Given task -> Go through the entries below and count the lines holding the word "Configuration". Reply with only the number, please.

(Dataset records)
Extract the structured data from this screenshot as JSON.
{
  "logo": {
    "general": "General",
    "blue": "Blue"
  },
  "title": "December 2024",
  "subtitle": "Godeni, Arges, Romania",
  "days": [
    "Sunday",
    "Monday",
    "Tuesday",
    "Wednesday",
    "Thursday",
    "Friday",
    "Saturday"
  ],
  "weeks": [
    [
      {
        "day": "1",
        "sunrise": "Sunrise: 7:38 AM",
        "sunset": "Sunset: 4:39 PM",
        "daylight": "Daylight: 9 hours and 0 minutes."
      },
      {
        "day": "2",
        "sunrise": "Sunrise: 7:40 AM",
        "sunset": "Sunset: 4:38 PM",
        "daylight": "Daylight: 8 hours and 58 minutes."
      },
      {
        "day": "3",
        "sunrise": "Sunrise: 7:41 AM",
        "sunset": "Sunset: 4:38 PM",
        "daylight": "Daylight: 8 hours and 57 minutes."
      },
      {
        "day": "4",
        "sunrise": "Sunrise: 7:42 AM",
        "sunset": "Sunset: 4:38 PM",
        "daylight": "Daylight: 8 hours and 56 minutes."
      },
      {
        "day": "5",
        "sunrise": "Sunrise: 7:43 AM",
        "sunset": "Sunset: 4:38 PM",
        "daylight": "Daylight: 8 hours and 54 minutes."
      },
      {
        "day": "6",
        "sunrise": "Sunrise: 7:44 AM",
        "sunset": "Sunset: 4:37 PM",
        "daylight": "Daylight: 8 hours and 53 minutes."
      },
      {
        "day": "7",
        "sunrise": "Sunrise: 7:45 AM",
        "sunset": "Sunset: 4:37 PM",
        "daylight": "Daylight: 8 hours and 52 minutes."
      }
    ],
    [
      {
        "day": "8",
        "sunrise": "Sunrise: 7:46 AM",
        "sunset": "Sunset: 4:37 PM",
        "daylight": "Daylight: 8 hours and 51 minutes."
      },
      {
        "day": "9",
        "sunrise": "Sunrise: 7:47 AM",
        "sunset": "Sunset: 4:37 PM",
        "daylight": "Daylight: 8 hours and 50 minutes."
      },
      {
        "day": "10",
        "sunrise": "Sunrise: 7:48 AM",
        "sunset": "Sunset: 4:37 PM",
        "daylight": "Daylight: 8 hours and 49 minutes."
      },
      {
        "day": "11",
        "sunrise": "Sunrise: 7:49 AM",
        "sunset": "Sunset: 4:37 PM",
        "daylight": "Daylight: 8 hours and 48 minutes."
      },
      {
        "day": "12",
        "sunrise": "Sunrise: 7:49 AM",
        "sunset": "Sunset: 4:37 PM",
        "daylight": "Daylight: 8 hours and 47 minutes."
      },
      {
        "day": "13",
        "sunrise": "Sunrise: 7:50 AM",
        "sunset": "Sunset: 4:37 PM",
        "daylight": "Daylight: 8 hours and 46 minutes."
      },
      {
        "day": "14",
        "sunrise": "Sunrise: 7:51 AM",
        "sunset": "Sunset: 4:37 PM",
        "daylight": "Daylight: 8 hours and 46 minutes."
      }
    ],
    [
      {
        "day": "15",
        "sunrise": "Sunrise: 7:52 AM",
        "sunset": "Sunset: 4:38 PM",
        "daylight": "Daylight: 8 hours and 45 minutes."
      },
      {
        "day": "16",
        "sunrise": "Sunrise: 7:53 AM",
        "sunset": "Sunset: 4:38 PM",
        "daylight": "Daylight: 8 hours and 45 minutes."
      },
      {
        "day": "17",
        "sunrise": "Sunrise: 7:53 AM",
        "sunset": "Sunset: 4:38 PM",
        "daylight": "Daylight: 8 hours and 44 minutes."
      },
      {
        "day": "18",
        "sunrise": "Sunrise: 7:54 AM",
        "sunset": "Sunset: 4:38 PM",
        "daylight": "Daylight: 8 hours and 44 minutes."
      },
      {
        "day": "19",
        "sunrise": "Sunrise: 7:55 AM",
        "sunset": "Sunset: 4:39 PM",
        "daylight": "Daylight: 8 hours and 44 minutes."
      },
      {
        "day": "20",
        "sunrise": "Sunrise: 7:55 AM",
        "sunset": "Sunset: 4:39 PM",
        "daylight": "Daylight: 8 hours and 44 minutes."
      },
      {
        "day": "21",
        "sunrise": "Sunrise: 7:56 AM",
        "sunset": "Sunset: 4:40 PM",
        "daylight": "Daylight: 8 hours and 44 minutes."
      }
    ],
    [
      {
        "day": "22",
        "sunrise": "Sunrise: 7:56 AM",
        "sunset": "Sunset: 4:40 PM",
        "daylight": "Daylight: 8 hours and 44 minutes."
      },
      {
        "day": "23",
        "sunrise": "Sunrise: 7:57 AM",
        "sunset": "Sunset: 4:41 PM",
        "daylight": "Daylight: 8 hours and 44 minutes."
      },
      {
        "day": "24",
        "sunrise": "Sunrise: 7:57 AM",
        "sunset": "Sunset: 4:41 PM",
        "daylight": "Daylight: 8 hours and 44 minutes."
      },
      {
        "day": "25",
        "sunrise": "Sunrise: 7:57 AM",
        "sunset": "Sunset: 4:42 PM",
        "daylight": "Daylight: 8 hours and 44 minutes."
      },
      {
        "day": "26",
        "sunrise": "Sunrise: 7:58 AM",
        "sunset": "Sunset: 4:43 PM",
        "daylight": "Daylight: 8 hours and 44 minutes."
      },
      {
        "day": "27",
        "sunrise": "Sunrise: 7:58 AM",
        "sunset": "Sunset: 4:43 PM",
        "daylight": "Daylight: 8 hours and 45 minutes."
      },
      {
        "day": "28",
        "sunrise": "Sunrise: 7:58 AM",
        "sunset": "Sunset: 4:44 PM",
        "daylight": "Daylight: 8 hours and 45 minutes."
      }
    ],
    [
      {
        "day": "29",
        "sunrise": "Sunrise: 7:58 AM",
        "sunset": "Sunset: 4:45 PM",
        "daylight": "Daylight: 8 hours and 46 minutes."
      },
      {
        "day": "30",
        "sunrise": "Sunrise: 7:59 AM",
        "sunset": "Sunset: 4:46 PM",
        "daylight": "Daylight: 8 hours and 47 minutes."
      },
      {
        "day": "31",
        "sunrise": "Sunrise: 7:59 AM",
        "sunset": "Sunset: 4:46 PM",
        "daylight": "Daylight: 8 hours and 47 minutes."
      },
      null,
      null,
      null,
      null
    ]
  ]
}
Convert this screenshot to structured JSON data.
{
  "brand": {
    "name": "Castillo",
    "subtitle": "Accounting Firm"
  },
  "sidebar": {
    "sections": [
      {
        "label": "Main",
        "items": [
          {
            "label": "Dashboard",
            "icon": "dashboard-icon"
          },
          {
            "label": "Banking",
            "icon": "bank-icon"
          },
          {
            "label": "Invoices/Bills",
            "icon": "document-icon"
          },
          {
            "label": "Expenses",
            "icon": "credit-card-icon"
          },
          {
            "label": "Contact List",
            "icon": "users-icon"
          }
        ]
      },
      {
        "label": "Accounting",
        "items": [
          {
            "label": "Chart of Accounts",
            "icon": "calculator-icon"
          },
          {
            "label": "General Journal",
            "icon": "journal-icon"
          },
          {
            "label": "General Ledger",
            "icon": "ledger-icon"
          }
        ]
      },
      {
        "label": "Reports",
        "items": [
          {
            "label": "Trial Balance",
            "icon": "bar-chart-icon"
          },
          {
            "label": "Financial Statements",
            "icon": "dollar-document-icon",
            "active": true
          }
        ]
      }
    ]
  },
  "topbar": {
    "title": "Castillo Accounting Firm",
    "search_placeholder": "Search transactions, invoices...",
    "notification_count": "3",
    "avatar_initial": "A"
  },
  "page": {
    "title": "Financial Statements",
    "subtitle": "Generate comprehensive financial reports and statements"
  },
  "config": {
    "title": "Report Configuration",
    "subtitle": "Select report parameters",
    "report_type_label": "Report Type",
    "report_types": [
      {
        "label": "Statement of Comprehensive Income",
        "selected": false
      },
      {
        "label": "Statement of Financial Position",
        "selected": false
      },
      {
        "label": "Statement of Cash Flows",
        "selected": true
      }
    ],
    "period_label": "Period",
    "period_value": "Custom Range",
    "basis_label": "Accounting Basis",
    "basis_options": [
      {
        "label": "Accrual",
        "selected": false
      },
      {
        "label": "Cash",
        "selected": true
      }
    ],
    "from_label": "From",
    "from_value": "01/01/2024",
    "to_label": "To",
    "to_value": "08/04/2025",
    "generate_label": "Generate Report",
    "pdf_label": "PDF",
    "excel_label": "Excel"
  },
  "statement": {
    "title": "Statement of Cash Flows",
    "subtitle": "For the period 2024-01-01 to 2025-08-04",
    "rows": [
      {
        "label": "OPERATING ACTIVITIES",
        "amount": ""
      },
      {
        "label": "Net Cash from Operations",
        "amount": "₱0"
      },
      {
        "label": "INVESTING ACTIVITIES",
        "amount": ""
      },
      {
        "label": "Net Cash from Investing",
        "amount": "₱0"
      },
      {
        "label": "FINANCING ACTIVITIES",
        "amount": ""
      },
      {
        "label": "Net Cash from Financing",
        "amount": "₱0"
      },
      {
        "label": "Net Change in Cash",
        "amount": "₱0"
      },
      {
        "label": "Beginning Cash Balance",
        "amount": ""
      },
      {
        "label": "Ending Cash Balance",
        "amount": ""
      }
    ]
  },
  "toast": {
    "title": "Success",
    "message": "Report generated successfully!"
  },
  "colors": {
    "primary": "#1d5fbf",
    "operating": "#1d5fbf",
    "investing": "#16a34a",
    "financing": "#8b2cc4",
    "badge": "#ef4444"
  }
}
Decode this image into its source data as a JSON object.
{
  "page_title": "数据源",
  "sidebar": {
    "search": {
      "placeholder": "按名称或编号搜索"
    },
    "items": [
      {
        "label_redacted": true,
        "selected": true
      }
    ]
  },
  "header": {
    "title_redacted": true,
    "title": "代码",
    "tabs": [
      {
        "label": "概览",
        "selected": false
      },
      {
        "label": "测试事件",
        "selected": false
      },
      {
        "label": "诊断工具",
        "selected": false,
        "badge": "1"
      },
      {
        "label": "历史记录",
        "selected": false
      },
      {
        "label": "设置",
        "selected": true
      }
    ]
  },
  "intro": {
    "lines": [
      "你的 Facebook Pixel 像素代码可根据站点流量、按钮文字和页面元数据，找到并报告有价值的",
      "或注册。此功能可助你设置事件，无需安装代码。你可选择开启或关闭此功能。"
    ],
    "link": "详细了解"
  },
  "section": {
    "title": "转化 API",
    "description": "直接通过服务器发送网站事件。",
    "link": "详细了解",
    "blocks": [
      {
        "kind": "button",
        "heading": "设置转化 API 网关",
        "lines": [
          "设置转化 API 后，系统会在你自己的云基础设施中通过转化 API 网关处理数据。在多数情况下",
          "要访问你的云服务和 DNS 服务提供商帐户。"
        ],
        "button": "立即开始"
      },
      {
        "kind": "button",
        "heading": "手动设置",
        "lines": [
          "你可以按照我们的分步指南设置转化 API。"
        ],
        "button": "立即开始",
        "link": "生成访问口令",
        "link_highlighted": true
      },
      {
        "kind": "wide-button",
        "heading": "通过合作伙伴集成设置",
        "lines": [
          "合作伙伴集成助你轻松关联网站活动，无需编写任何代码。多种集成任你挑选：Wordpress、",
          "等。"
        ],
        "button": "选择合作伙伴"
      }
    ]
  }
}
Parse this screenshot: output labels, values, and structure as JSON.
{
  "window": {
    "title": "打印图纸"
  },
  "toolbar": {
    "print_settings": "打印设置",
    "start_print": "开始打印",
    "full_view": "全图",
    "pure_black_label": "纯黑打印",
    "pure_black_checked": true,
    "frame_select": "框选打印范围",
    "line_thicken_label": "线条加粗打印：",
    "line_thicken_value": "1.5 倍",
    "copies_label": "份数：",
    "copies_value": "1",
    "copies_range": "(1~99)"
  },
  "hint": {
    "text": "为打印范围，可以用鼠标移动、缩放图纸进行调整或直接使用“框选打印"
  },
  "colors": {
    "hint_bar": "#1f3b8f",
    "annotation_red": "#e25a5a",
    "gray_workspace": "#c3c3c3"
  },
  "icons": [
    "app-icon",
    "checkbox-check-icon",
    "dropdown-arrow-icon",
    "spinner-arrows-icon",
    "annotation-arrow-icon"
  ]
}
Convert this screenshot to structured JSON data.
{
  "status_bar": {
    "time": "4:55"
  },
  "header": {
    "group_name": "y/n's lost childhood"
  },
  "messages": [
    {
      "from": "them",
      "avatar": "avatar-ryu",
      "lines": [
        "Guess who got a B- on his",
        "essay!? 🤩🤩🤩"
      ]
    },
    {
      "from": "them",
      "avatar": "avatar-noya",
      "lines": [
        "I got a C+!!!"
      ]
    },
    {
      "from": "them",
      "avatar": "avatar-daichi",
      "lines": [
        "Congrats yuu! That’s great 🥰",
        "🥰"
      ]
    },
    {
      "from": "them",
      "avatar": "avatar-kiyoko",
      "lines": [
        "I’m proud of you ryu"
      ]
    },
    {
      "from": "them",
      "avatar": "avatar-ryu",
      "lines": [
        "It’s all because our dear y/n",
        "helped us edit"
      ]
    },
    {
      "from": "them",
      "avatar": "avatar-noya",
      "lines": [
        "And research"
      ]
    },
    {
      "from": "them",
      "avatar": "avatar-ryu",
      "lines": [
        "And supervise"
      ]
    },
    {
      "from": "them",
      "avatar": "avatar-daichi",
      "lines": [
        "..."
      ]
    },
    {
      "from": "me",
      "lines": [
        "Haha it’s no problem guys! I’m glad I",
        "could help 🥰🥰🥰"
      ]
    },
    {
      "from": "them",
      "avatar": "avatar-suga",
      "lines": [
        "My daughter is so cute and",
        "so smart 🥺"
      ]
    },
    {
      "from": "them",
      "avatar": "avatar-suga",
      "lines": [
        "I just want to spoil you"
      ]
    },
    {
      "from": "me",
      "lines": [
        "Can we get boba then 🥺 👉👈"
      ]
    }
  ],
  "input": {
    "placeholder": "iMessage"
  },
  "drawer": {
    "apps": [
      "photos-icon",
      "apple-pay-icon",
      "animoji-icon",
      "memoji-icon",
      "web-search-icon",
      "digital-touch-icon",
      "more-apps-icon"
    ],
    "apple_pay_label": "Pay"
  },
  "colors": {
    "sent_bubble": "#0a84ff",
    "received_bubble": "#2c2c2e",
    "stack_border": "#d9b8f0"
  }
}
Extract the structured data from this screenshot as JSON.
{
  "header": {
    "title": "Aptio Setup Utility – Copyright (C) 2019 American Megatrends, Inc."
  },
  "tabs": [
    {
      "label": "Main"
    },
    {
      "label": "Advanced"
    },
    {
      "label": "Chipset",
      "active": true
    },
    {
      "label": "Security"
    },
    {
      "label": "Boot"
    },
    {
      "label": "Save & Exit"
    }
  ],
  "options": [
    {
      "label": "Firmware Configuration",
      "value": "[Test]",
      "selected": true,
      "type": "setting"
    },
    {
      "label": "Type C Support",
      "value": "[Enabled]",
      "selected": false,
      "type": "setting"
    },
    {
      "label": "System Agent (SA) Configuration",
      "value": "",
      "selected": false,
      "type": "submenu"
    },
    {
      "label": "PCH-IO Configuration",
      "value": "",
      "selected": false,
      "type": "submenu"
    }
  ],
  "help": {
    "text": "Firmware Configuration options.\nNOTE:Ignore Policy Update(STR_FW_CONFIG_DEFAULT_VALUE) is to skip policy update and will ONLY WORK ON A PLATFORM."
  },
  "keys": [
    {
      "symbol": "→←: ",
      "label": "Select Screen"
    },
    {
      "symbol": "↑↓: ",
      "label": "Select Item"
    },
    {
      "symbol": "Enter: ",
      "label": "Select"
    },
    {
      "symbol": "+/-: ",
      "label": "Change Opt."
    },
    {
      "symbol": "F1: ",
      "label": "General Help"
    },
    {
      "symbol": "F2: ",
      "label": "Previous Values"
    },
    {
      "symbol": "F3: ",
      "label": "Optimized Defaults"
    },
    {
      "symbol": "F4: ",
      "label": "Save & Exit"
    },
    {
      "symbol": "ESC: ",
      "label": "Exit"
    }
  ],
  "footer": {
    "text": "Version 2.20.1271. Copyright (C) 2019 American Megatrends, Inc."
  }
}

Result of this exercise -> 5